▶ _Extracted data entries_
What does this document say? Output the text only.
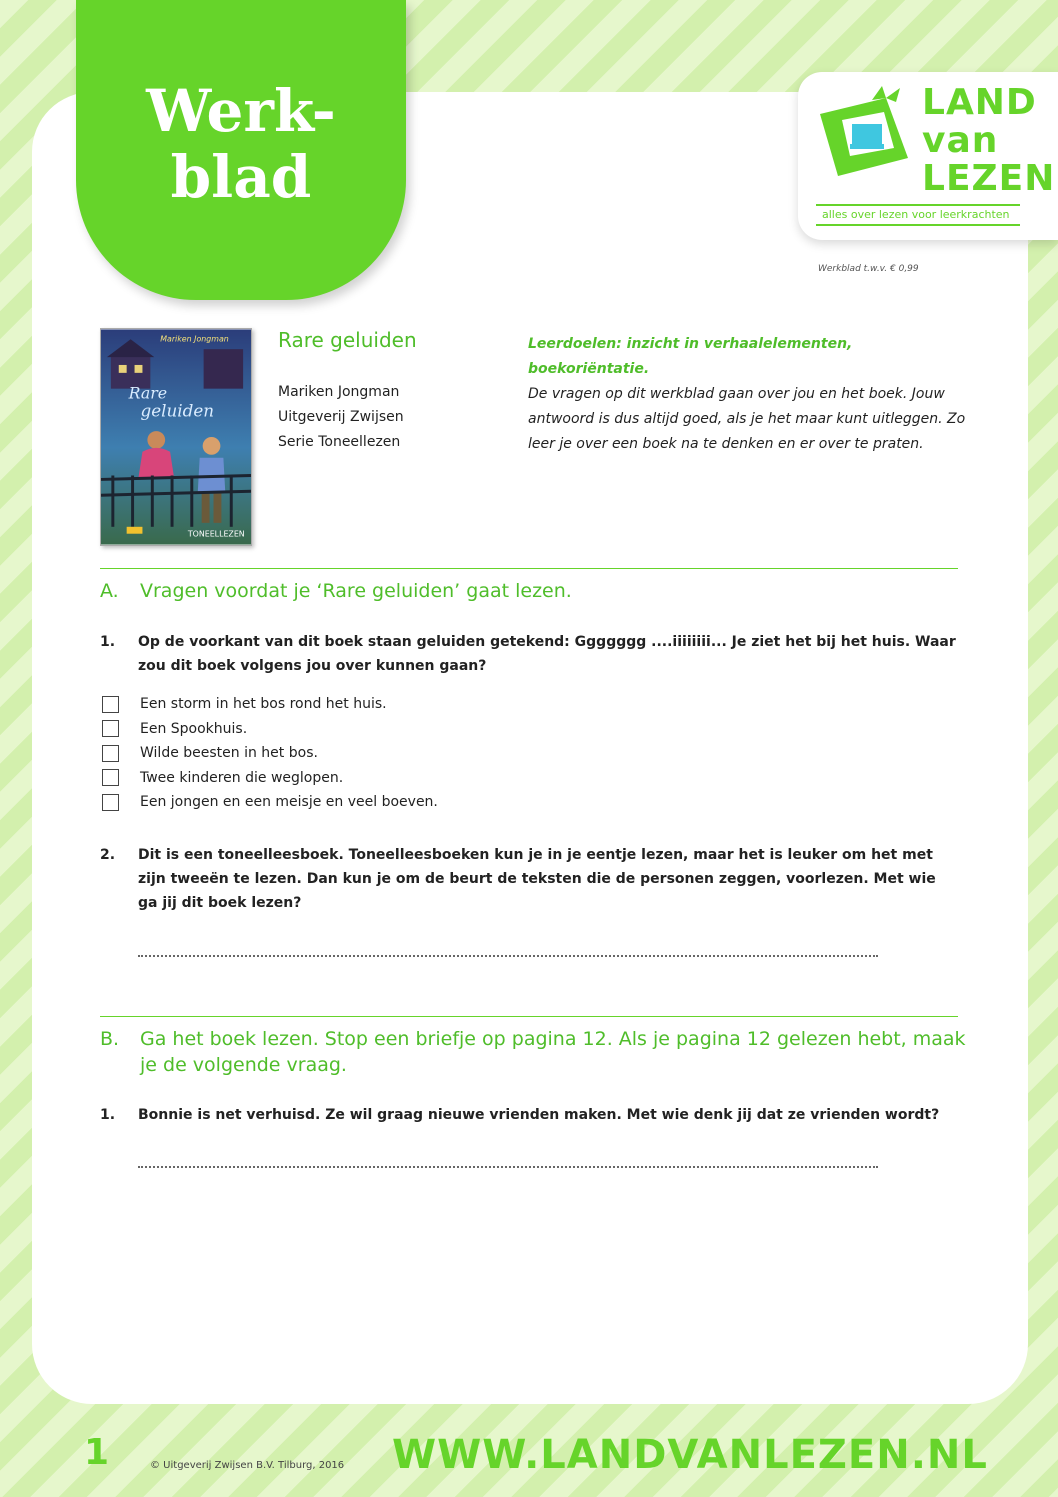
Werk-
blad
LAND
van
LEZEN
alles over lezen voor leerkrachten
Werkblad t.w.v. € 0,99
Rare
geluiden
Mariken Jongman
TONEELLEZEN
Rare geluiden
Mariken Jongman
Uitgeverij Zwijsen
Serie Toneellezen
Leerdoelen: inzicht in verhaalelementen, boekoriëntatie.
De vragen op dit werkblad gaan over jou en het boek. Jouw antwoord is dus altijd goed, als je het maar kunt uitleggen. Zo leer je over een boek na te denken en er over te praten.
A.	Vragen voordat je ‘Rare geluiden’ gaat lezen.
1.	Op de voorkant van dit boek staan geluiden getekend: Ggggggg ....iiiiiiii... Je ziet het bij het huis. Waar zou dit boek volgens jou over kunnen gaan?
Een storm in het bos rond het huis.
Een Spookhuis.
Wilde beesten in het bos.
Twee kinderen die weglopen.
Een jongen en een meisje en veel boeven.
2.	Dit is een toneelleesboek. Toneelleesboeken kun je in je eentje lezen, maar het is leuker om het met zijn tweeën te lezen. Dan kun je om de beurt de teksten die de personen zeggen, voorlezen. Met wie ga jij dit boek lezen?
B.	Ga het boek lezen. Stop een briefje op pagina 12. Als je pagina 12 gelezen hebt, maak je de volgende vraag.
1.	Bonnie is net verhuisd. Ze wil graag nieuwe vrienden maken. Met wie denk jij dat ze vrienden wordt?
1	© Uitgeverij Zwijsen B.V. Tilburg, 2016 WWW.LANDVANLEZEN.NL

---

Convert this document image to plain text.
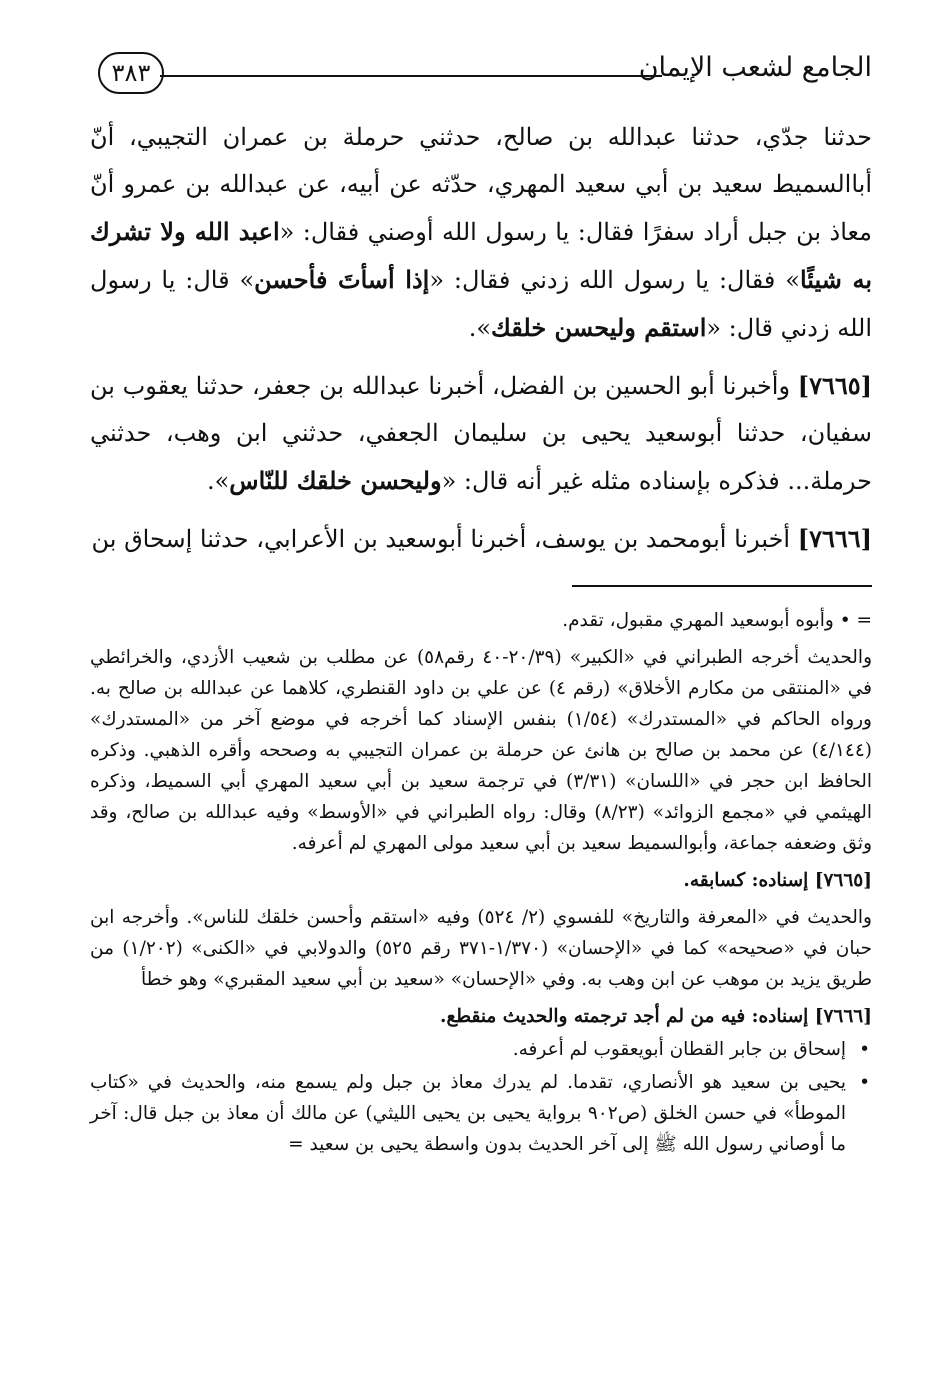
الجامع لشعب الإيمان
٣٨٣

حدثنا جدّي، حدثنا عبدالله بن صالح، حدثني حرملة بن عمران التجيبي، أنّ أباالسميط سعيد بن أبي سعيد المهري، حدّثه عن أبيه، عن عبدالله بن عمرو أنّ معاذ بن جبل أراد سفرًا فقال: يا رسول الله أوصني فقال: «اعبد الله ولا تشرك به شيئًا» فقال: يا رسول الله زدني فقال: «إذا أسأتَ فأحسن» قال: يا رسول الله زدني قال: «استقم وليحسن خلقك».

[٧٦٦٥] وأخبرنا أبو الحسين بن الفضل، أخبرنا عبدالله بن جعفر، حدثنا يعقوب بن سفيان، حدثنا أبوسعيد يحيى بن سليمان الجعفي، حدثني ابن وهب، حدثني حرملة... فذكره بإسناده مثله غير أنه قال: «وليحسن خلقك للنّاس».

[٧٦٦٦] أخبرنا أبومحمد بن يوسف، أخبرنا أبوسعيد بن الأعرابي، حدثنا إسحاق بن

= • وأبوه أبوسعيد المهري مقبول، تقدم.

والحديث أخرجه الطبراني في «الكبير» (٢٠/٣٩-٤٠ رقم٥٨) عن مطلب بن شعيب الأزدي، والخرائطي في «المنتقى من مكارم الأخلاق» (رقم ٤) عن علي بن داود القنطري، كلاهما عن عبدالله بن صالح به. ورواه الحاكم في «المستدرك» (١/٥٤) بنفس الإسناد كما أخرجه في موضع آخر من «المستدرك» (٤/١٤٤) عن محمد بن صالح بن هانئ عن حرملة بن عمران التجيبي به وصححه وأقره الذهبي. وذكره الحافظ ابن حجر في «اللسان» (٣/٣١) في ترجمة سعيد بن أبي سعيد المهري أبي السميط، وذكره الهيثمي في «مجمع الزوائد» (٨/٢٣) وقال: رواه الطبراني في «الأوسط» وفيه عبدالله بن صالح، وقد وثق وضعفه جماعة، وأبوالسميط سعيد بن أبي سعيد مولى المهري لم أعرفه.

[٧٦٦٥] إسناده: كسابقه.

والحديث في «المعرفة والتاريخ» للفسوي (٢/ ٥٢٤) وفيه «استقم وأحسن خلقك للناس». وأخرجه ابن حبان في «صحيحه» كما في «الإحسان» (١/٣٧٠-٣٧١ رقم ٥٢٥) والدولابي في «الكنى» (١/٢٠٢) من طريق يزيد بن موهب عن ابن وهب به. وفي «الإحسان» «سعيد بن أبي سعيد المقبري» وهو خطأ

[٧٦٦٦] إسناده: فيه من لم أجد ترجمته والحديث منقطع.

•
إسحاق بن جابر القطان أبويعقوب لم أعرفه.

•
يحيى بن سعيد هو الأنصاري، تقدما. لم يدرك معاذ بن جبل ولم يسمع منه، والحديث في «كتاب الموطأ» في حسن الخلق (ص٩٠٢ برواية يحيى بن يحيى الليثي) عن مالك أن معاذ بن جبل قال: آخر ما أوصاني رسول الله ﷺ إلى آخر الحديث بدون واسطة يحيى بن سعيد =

▶ _Work to do_
Tally the lines of the records holding the word "Uitgeverij", then state only the tally.

▶ _Full output_
2